* [Stated problem] Find how many lines contain the word "this" and state that number alone.

* [A block of data]
☆ ☆ ☆ ☆

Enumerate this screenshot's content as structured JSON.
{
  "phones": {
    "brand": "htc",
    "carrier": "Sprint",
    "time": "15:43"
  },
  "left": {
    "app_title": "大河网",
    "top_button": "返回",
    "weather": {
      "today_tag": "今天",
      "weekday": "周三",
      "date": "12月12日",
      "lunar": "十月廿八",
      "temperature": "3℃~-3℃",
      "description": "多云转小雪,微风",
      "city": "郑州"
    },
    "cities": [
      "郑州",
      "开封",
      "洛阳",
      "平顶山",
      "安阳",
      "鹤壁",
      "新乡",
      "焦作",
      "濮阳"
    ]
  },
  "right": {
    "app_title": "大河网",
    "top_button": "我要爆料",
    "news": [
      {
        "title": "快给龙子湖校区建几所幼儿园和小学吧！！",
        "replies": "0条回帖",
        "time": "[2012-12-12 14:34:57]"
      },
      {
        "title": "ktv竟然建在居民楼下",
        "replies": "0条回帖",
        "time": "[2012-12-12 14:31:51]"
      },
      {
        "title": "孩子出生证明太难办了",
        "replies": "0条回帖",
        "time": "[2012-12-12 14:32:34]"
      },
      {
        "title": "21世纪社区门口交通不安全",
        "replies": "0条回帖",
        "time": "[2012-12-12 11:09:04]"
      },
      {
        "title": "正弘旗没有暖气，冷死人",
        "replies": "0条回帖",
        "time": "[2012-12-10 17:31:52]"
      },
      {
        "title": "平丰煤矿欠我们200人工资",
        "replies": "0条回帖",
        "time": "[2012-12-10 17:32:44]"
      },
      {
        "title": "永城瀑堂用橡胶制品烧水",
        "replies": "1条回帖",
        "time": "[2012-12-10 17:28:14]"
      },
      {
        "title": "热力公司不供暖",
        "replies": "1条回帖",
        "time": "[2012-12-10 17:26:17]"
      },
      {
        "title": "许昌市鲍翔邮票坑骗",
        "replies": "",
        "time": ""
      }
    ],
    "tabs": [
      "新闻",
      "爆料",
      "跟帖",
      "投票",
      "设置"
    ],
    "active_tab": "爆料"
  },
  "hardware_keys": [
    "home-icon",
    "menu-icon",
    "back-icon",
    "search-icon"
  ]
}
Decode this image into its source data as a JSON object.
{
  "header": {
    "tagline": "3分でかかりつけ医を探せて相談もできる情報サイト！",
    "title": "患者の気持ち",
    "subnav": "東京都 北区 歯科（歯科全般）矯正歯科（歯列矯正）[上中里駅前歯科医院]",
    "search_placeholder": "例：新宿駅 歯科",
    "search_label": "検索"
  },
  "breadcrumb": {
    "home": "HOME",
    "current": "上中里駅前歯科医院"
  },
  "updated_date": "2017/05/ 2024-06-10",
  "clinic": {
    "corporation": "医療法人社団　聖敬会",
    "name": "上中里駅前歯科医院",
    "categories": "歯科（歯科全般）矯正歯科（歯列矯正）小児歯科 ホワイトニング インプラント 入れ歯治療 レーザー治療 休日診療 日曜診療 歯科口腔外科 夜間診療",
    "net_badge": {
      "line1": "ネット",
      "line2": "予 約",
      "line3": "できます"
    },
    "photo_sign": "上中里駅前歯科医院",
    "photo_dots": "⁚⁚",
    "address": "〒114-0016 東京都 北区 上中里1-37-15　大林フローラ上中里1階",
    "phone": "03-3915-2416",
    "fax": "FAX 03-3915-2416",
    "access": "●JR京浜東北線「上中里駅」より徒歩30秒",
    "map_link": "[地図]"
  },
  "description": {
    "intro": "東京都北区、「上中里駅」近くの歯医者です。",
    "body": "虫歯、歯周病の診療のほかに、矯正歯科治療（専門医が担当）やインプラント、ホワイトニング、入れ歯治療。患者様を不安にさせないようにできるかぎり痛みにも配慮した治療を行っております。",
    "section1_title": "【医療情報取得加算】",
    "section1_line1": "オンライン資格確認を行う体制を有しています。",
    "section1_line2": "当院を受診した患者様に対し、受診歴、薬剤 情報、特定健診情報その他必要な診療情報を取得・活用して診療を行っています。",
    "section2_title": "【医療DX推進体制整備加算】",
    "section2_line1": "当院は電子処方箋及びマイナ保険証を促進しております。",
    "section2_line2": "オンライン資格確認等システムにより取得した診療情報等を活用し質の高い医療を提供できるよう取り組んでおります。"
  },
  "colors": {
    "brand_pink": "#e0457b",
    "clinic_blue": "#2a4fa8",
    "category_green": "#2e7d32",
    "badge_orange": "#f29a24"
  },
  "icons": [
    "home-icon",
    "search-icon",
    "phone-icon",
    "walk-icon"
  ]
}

☆ ☆ ☆ ☆

* [Task result] 2